## START Data for this exercise
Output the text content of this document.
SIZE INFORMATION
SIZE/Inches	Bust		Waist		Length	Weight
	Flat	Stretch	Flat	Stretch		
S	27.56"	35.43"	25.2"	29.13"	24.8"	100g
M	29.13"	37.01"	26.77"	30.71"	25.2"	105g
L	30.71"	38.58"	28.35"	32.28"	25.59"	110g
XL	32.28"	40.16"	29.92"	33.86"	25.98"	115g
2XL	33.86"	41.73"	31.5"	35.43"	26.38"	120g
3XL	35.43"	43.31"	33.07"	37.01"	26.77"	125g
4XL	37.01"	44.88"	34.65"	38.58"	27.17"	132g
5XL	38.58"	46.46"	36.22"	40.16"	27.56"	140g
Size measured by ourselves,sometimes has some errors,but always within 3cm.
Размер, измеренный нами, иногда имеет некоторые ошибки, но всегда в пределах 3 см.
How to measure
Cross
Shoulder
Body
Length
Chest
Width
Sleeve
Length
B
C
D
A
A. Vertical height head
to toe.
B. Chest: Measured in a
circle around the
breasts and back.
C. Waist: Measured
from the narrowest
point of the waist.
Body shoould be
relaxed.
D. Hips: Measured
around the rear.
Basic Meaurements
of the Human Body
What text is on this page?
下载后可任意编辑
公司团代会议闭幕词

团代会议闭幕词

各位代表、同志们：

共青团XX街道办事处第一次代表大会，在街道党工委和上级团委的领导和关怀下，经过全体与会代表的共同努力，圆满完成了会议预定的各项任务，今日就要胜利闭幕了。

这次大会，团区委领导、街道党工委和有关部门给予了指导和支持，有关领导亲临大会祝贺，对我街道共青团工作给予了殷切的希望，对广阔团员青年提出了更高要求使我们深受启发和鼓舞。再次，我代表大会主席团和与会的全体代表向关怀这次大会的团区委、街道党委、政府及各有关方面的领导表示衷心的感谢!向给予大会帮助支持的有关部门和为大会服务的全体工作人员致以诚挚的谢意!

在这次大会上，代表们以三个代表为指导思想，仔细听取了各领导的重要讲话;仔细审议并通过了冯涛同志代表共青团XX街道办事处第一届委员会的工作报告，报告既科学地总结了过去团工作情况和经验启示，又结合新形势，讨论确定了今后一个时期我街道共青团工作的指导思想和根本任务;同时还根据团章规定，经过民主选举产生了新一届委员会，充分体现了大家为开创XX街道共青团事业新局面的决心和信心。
## END Data for this exercise
| Stated problem |
Return precisely the lines of the records, starting with the line that holds "What text is on this page?" and ending with the last one.

| Completed exercise |
What text is on this page?
下载后可任意编辑
公司团代会议闭幕词

团代会议闭幕词

各位代表、同志们：

共青团XX街道办事处第一次代表大会，在街道党工委和上级团委的领导和关怀下，经过全体与会代表的共同努力，圆满完成了会议预定的各项任务，今日就要胜利闭幕了。

这次大会，团区委领导、街道党工委和有关部门给予了指导和支持，有关领导亲临大会祝贺，对我街道共青团工作给予了殷切的希望，对广阔团员青年提出了更高要求使我们深受启发和鼓舞。再次，我代表大会主席团和与会的全体代表向关怀这次大会的团区委、街道党委、政府及各有关方面的领导表示衷心的感谢!向给予大会帮助支持的有关部门和为大会服务的全体工作人员致以诚挚的谢意!

在这次大会上，代表们以三个代表为指导思想，仔细听取了各领导的重要讲话;仔细审议并通过了冯涛同志代表共青团XX街道办事处第一届委员会的工作报告，报告既科学地总结了过去团工作情况和经验启示，又结合新形势，讨论确定了今后一个时期我街道共青团工作的指导思想和根本任务;同时还根据团章规定，经过民主选举产生了新一届委员会，充分体现了大家为开创XX街道共青团事业新局面的决心和信心。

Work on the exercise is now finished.